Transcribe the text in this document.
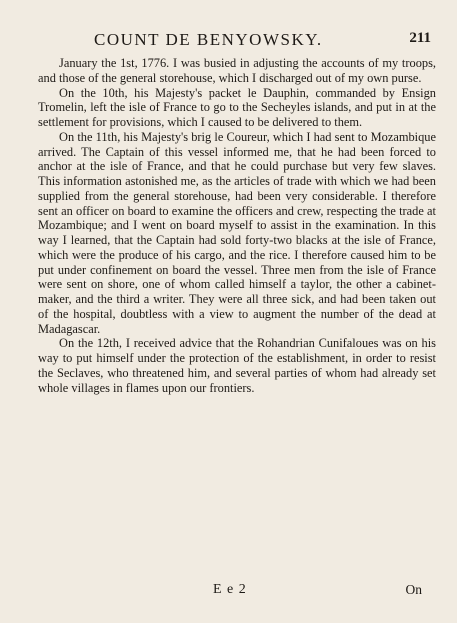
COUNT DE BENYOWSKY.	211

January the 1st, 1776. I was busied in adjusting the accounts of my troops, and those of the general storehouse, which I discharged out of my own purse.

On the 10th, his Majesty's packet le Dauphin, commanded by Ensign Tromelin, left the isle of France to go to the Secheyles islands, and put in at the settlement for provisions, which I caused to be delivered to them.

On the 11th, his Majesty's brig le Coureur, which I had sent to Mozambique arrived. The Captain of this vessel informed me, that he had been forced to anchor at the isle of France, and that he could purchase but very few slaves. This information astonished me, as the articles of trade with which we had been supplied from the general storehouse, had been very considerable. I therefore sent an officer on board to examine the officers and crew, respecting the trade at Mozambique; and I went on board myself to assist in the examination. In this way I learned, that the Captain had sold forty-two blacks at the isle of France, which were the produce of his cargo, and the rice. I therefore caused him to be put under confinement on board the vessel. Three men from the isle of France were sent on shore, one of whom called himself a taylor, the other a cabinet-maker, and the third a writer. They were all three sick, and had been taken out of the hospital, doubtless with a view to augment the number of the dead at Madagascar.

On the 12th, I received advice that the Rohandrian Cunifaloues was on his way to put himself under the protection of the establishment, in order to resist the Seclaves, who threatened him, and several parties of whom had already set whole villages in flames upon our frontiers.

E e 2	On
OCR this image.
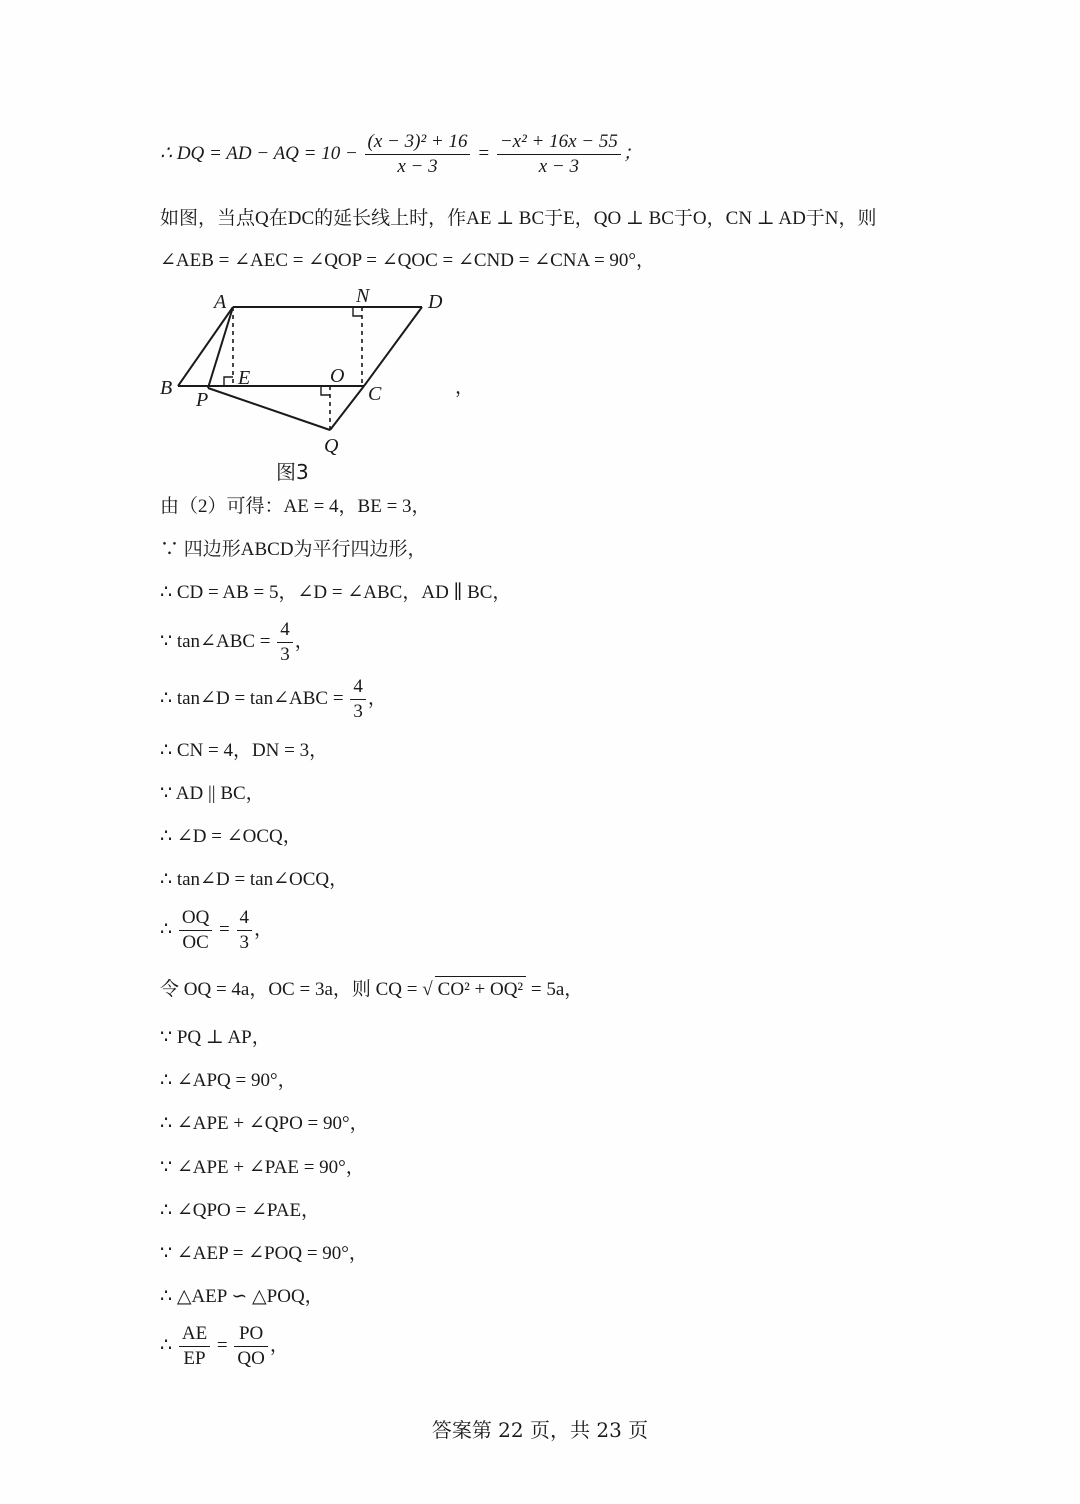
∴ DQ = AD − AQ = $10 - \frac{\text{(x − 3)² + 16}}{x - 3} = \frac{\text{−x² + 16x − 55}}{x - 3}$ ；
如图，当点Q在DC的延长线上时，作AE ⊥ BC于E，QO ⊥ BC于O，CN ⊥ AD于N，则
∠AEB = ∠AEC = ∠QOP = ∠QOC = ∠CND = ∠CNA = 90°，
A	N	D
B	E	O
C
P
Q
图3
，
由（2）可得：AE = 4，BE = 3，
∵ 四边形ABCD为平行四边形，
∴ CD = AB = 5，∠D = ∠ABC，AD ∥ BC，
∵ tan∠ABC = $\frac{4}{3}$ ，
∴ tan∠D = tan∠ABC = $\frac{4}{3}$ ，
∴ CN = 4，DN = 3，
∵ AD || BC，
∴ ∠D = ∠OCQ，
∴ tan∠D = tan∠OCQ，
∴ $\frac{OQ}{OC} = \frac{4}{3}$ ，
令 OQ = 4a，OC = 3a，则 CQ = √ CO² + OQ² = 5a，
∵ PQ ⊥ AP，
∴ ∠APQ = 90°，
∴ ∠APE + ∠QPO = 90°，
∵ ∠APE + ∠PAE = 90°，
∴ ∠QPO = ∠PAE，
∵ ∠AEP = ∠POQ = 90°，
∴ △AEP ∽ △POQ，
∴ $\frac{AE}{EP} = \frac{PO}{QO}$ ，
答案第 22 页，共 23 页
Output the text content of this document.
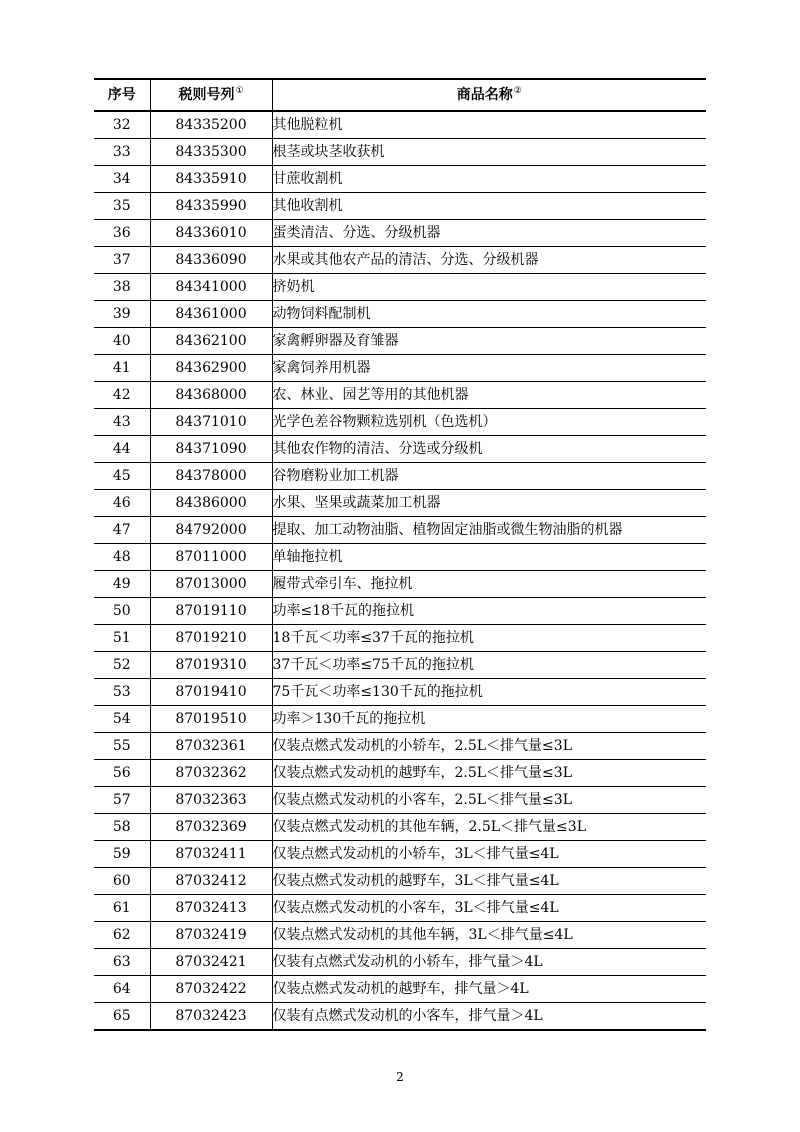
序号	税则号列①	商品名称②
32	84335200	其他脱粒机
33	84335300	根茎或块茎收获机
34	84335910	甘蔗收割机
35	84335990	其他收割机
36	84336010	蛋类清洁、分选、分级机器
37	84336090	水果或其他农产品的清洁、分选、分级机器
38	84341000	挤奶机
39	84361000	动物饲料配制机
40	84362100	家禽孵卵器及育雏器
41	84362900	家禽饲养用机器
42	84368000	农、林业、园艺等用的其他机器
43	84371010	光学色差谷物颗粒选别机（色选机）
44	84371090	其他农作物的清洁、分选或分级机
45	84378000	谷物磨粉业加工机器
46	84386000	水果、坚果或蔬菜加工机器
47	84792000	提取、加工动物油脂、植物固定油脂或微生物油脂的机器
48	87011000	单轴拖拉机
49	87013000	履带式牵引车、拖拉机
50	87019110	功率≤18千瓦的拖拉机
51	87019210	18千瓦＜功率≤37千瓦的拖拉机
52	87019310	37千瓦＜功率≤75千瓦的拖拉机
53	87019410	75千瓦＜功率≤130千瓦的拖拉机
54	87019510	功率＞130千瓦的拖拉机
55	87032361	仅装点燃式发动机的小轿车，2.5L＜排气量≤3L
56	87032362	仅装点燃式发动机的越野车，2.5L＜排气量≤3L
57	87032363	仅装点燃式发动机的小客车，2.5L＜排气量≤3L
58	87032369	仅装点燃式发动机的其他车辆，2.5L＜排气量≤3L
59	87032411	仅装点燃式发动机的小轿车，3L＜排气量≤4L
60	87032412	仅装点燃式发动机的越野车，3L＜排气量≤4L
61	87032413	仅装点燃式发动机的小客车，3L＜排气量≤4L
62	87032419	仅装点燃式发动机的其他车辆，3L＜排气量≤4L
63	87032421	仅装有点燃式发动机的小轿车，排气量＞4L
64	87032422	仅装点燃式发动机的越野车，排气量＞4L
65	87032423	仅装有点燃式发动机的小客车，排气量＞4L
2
____________
*Direction*.
Only the number is wanted: how many lines in the data include the string "仅装点燃式发动机的小轿车"?

*Task result*.
2